** START OF RECORDS FOR THE TASK **

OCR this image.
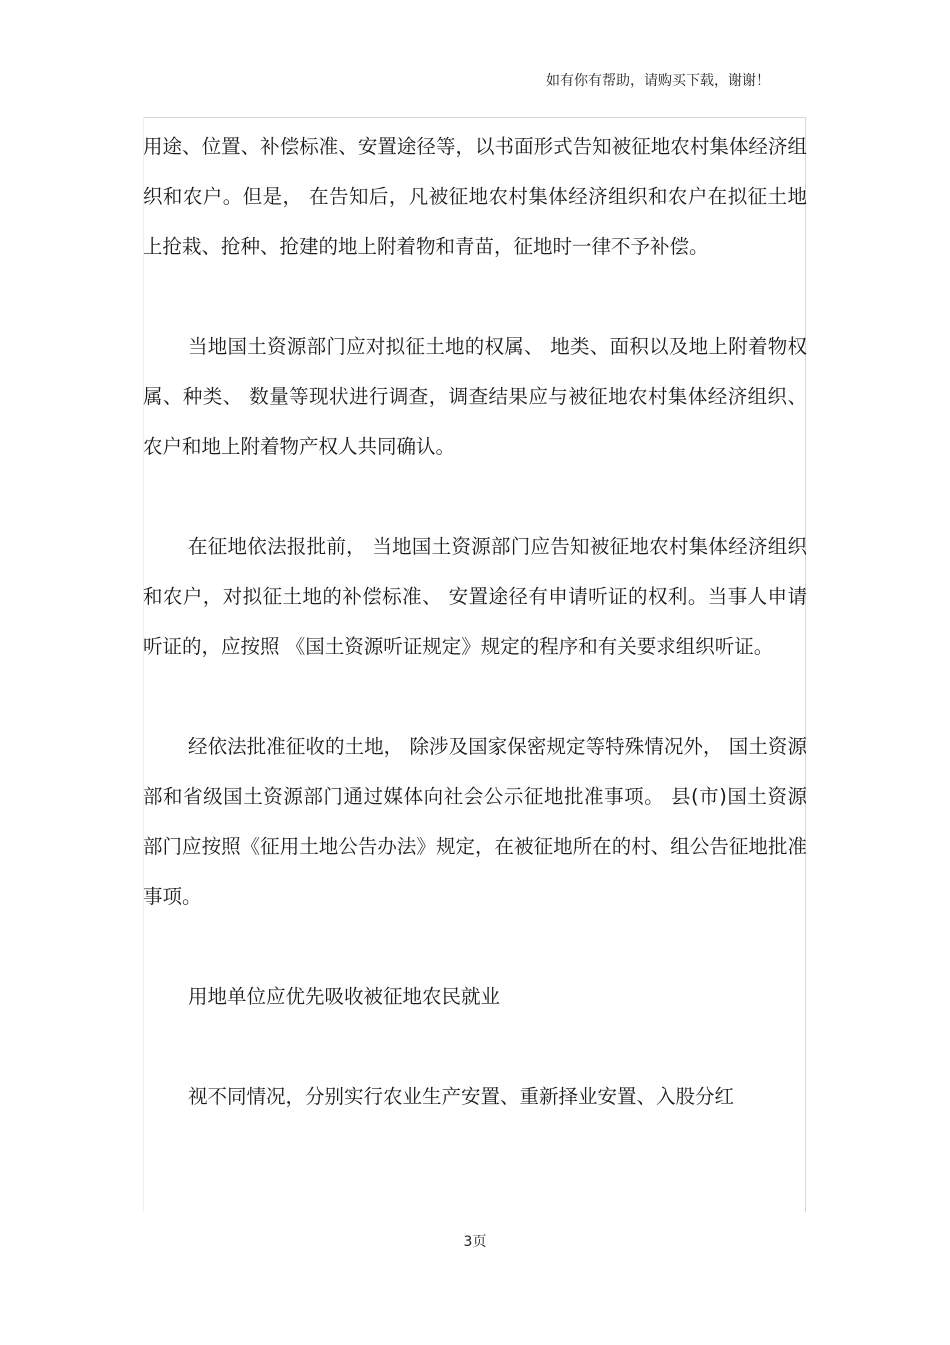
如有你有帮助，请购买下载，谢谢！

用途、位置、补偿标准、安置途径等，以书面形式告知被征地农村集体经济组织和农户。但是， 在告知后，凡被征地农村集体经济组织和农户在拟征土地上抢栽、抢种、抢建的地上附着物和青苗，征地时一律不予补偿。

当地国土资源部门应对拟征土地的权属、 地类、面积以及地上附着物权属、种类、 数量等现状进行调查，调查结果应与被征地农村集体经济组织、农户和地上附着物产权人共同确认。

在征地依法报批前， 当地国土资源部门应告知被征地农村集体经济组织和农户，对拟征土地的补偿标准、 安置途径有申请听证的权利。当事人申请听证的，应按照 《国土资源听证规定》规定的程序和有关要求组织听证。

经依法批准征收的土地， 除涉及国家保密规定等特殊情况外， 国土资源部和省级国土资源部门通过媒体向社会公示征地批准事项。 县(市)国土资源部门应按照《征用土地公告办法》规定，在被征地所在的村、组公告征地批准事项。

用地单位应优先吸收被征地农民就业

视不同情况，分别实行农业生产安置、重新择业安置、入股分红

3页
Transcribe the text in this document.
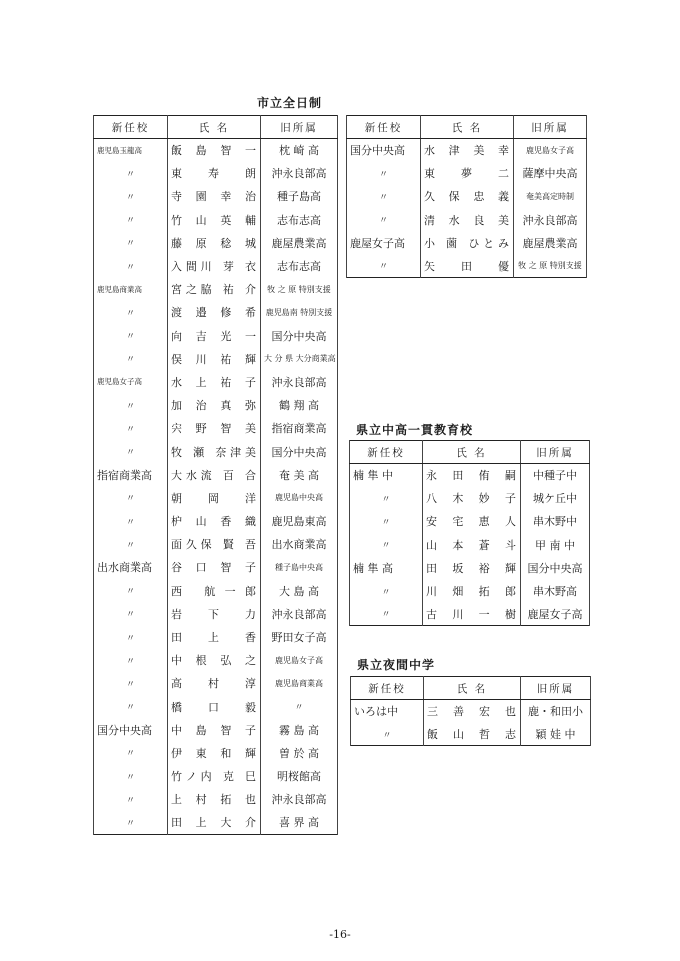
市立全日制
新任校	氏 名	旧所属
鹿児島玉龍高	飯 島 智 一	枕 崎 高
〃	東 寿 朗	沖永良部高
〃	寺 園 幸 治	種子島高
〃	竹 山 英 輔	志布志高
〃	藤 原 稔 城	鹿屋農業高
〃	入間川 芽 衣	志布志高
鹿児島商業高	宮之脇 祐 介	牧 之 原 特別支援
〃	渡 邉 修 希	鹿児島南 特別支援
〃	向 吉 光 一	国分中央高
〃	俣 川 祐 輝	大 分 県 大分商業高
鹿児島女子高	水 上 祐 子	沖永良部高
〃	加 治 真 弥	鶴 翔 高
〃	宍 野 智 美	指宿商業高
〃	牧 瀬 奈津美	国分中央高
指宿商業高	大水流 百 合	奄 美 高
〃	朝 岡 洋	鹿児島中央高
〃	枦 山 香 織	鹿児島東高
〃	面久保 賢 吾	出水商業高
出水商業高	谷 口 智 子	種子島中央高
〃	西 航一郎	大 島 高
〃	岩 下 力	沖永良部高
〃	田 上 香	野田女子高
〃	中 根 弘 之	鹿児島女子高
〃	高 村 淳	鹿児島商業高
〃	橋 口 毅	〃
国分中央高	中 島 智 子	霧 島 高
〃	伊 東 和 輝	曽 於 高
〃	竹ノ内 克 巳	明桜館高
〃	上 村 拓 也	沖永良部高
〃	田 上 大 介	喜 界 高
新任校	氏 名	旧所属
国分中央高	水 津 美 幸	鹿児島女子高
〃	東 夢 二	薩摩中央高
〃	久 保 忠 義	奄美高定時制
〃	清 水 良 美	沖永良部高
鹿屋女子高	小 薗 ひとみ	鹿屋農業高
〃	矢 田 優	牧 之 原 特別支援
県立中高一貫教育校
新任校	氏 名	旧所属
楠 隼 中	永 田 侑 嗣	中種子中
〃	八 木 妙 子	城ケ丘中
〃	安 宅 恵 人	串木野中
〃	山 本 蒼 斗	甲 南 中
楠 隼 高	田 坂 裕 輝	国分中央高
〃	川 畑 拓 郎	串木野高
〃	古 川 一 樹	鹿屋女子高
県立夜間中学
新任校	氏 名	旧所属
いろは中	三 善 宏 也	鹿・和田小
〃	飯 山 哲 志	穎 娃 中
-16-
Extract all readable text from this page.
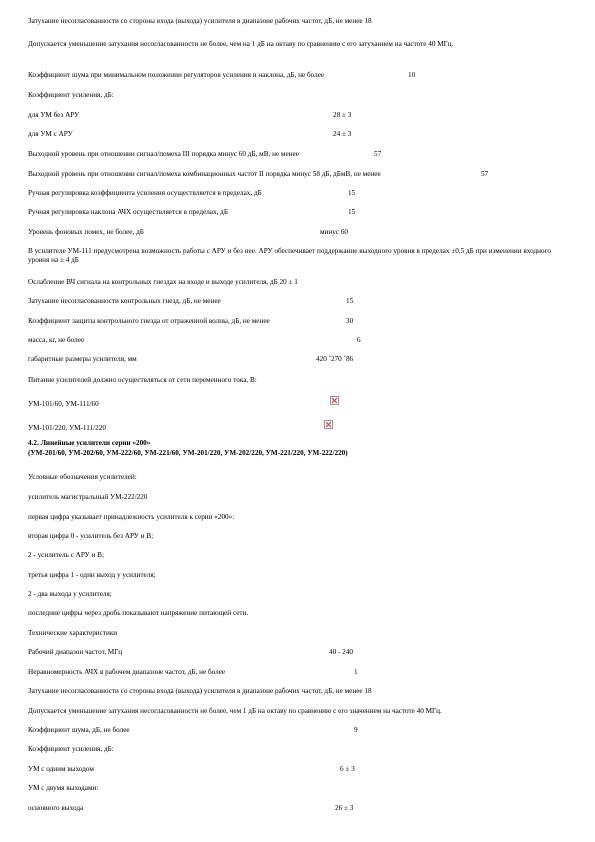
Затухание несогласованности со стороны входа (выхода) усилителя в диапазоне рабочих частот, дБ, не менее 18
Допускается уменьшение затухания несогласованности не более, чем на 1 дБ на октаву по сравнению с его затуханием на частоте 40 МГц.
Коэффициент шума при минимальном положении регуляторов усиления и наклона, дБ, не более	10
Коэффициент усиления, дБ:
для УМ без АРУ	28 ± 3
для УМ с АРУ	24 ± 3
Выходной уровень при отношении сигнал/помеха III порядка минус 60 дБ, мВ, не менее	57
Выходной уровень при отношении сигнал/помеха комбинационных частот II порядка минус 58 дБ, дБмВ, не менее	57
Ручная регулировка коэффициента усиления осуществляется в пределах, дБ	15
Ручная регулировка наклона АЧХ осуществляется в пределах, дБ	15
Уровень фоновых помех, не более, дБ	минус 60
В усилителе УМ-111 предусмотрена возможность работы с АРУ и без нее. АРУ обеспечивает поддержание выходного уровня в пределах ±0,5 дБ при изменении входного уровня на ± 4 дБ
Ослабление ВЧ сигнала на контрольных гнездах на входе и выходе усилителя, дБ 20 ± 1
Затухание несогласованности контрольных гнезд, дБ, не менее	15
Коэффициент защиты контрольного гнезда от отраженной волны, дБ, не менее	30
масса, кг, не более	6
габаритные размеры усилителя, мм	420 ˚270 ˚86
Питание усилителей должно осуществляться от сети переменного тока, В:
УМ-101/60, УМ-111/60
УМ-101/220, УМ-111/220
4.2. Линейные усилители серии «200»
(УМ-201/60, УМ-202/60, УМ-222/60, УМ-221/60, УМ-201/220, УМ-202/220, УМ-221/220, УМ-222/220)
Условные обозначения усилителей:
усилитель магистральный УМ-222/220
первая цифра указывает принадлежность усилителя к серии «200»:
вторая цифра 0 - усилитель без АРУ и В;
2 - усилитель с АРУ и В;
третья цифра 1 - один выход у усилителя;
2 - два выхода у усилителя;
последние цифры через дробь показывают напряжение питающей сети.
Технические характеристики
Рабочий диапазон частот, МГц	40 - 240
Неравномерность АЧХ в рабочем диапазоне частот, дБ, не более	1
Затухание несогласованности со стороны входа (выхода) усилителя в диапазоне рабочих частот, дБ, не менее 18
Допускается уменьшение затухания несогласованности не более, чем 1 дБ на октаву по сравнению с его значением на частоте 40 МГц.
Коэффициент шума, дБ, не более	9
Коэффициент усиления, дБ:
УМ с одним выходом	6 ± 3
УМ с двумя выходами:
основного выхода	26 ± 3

** END OF RECORDS FOR THE TASK **
** START OF RECORDS FOR THE TASK **

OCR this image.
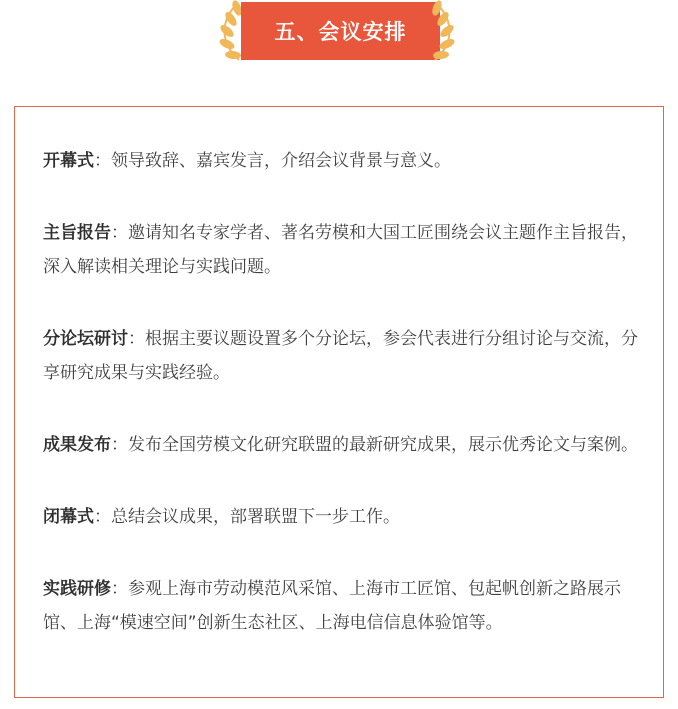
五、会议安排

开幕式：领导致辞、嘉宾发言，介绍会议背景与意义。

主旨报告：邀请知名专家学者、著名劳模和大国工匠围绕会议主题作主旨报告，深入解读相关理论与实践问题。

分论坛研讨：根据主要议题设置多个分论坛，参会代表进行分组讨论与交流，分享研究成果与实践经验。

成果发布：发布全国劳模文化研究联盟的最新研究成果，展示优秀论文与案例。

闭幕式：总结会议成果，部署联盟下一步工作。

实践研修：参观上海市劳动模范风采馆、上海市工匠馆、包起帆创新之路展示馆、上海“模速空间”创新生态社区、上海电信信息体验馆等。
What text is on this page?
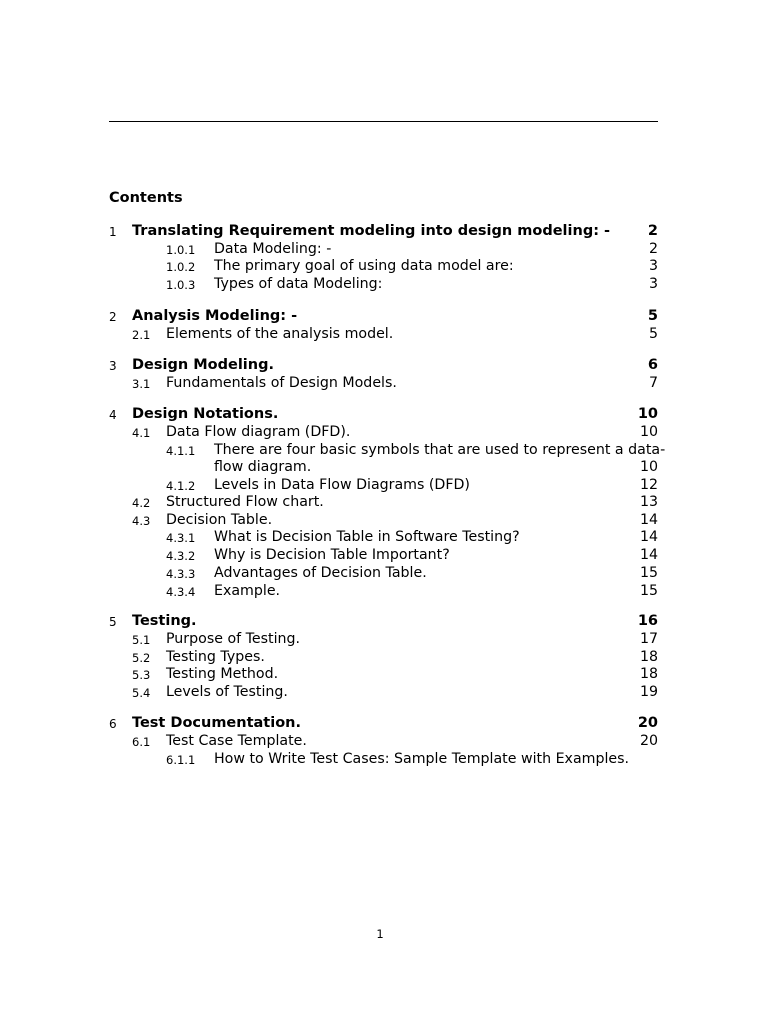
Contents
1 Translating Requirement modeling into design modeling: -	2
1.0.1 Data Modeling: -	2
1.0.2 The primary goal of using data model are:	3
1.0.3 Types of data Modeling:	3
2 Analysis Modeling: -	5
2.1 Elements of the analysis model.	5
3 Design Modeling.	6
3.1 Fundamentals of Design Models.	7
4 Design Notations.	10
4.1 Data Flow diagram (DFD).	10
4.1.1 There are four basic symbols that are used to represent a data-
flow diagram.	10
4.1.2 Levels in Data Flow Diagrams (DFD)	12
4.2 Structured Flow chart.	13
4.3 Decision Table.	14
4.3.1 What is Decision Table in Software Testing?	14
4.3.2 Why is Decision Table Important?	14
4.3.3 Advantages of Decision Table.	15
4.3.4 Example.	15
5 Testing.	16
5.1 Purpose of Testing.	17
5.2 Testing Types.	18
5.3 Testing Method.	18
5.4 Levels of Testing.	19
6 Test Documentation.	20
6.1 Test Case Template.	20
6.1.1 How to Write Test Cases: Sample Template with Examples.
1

** END OF RECORDS FOR THE TASK **

Where a line holds the string "цифра", copy that line.

### THE REPLY
первая цифра указывает принадлежность усилителя к серии «200»:
вторая цифра 0 - усилитель без АРУ и В;
третья цифра 1 - один выход у усилителя;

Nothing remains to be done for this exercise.